**Written problem**
Scan the listing below. Report each line that includes "frac".

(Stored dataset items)
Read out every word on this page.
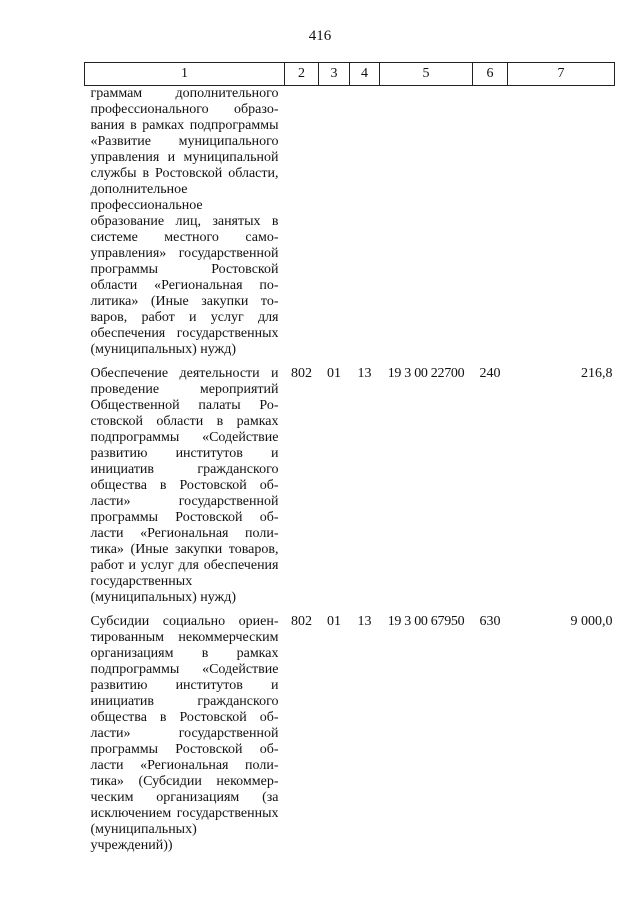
416
1	2	3	4	5	6	7
граммам дополнительного профессионального образования в рамках подпрограммы «Развитие муниципального управления и муниципальной службы в Ростовской области, дополнительное профессиональное образование лиц, занятых в системе местного самоуправления» государственной программы Ростовской области «Региональная политика» (Иные закупки товаров, работ и услуг для обеспечения государственных (муниципальных) нужд)						
Обеспечение деятельности и проведение мероприятий Общественной палаты Ростовской области в рамках подпрограммы «Содействие развитию институтов и инициатив гражданского общества в Ростовской области» государственной программы Ростовской области «Региональная политика» (Иные закупки товаров, работ и услуг для обеспечения государственных (муниципальных) нужд)	802	01	13	19 3 00 22700	240	216,8
Субсидии социально ориентированным некоммерческим организациям в рамках подпрограммы «Содействие развитию институтов и инициатив гражданского общества в Ростовской области» государственной программы Ростовской области «Региональная политика» (Субсидии некоммерческим организациям (за исключением государственных (муниципальных) учреждений))	802	01	13	19 3 00 67950	630	9 000,0
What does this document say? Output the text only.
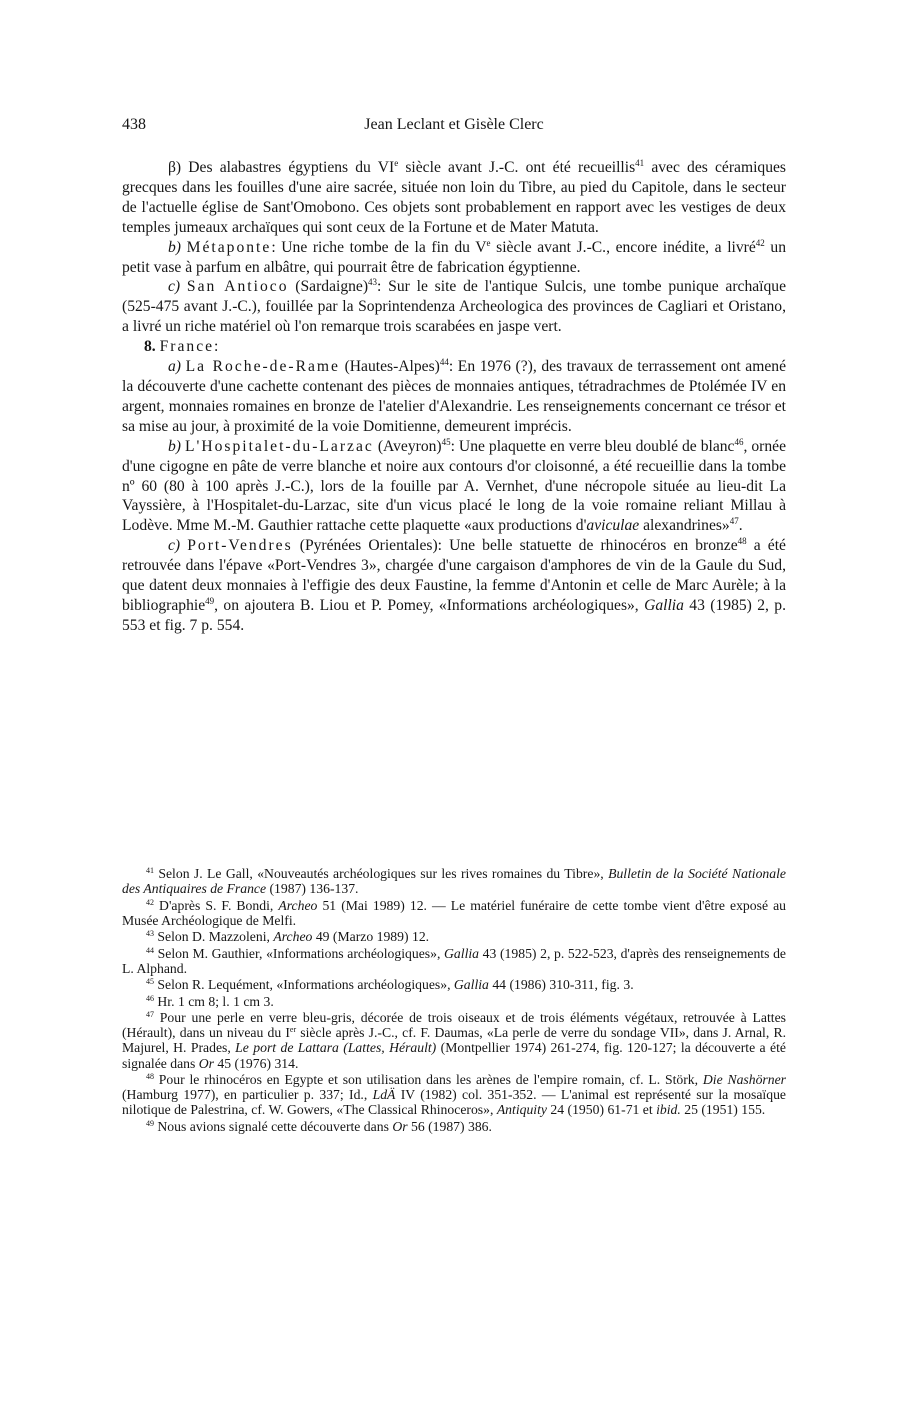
438	Jean Leclant et Gisèle Clerc

β) Des alabastres égyptiens du VIe siècle avant J.-C. ont été recueillis$^{41}$ avec des céramiques grecques dans les fouilles d'une aire sacrée, située non loin du Tibre, au pied du Capitole, dans le secteur de l'actuelle église de Sant'Omobono. Ces objets sont probablement en rapport avec les vestiges de deux temples jumeaux archaïques qui sont ceux de la Fortune et de Mater Matuta.

b) Métaponte: Une riche tombe de la fin du Ve siècle avant J.-C., encore inédite, a livré$^{42}$ un petit vase à parfum en albâtre, qui pourrait être de fabrication égyptienne.

c) San Antioco (Sardaigne)$^{43}$: Sur le site de l'antique Sulcis, une tombe punique archaïque (525-475 avant J.-C.), fouillée par la Soprintendenza Archeologica des provinces de Cagliari et Oristano, a livré un riche matériel où l'on remarque trois scarabées en jaspe vert.

8. France:

a) La Roche-de-Rame (Hautes-Alpes)$^{44}$: En 1976 (?), des travaux de terrassement ont amené la découverte d'une cachette contenant des pièces de monnaies antiques, tétradrachmes de Ptolémée IV en argent, monnaies romaines en bronze de l'atelier d'Alexandrie. Les renseignements concernant ce trésor et sa mise au jour, à proximité de la voie Domitienne, demeurent imprécis.

b) L'Hospitalet-du-Larzac (Aveyron)$^{45}$: Une plaquette en verre bleu doublé de blanc$^{46}$, ornée d'une cigogne en pâte de verre blanche et noire aux contours d'or cloisonné, a été recueillie dans la tombe nº 60 (80 à 100 après J.-C.), lors de la fouille par A. Vernhet, d'une nécropole située au lieu-dit La Vayssière, à l'Hospitalet-du-Larzac, site d'un vicus placé le long de la voie romaine reliant Millau à Lodève. Mme M.-M. Gauthier rattache cette plaquette «aux productions d'aviculae alexandrines»$^{47}$.

c) Port-Vendres (Pyrénées Orientales): Une belle statuette de rhinocéros en bronze$^{48}$ a été retrouvée dans l'épave «Port-Vendres 3», chargée d'une cargaison d'amphores de vin de la Gaule du Sud, que datent deux monnaies à l'effigie des deux Faustine, la femme d'Antonin et celle de Marc Aurèle; à la bibliographie$^{49}$, on ajoutera B. Liou et P. Pomey, «Informations archéologiques», Gallia 43 (1985) 2, p. 553 et fig. 7 p. 554.

$^{41}$ Selon J. Le Gall, «Nouveautés archéologiques sur les rives romaines du Tibre», Bulletin de la Société Nationale des Antiquaires de France (1987) 136-137.

$^{42}$ D'après S. F. Bondi, Archeo 51 (Mai 1989) 12. — Le matériel funéraire de cette tombe vient d'être exposé au Musée Archéologique de Melfi.

$^{43}$ Selon D. Mazzoleni, Archeo 49 (Marzo 1989) 12.

$^{44}$ Selon M. Gauthier, «Informations archéologiques», Gallia 43 (1985) 2, p. 522-523, d'après des renseignements de L. Alphand.

$^{45}$ Selon R. Lequément, «Informations archéologiques», Gallia 44 (1986) 310-311, fig. 3.

$^{46}$ Hr. 1 cm 8; l. 1 cm 3.

$^{47}$ Pour une perle en verre bleu-gris, décorée de trois oiseaux et de trois éléments végétaux, retrouvée à Lattes (Hérault), dans un niveau du Ier siècle après J.-C., cf. F. Daumas, «La perle de verre du sondage VII», dans J. Arnal, R. Majurel, H. Prades, Le port de Lattara (Lattes, Hérault) (Montpellier 1974) 261-274, fig. 120-127; la découverte a été signalée dans Or 45 (1976) 314.

$^{48}$ Pour le rhinocéros en Egypte et son utilisation dans les arènes de l'empire romain, cf. L. Störk, Die Nashörner (Hamburg 1977), en particulier p. 337; Id., LdÄ IV (1982) col. 351-352. — L'animal est représenté sur la mosaïque nilotique de Palestrina, cf. W. Gowers, «The Classical Rhinoceros», Antiquity 24 (1950) 61-71 et ibid. 25 (1951) 155.

$^{49}$ Nous avions signalé cette découverte dans Or 56 (1987) 386.
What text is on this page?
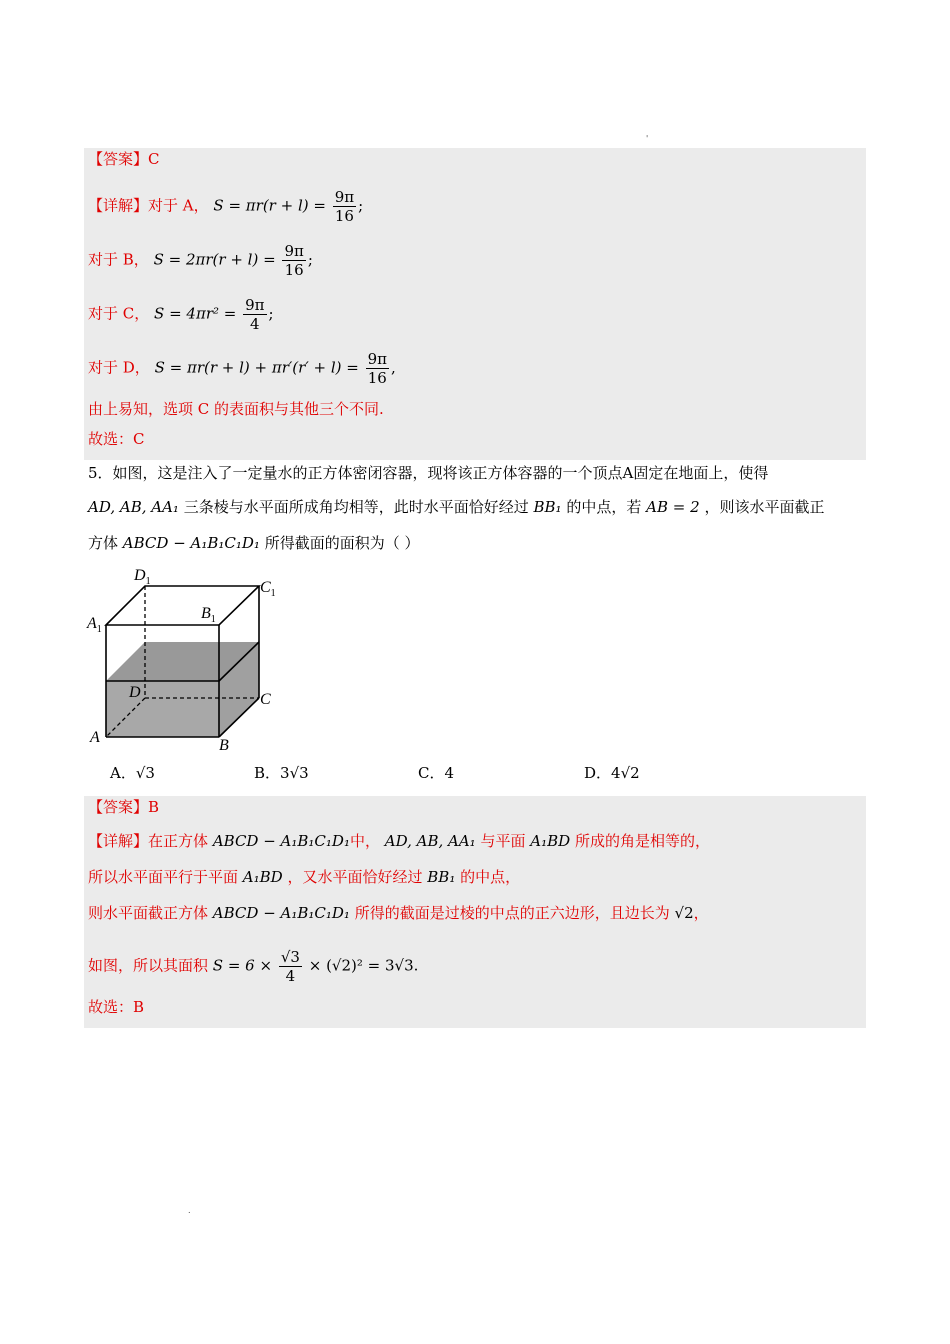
'
.
【答案】C
【详解】对于 A， $S = \pi r(r + l) = \frac{9\pi}{16}$ ;
对于 B， $S = 2\pi r(r + l) = \frac{9\pi}{16}$ ;
对于 C， $S = 4\pi r^2 = \frac{9\pi}{4}$ ;
对于 D， $S = \pi r(r + l) + \pi r'(r' + l) = \frac{9\pi}{16}$ ,
由上易知，选项 C 的表面积与其他三个不同.
故选：C
5．如图，这是注入了一定量水的正方体密闭容器，现将该正方体容器的一个顶点A固定在地面上，使得
AD, AB, AA₁ 三条棱与水平面所成角均相等，此时水平面恰好经过 BB₁ 的中点，若 AB = 2 ，则该水平面截正
方体 ABCD − A₁B₁C₁D₁ 所得截面的面积为（ ）
$D_1$	$C_1$
$A_1$
$B_1$
D	C
A	B
A．√3	B．3√3	C．4	D．4√2
【答案】B
【详解】在正方体 ABCD − A₁B₁C₁D₁中， AD, AB, AA₁ 与平面 A₁BD 所成的角是相等的，
所以水平面平行于平面 A₁BD ，又水平面恰好经过 BB₁ 的中点，
则水平面截正方体 ABCD − A₁B₁C₁D₁ 所得的截面是过棱的中点的正六边形，且边长为 √2，
如图，所以其面积 $S = 6 \times \frac{√3}{4} \times (√2)^2 = 3√3$.
故选：B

**Reply to the task**
【详解】对于 A， $S = \pi r(r + l) = \frac{9\pi}{16}$ ;
对于 B， $S = 2\pi r(r + l) = \frac{9\pi}{16}$ ;
对于 C， $S = 4\pi r^2 = \frac{9\pi}{4}$ ;
对于 D， $S = \pi r(r + l) + \pi r'(r' + l) = \frac{9\pi}{16}$ ,
如图，所以其面积 $S = 6 \times \frac{√3}{4} \times (√2)^2 = 3√3$.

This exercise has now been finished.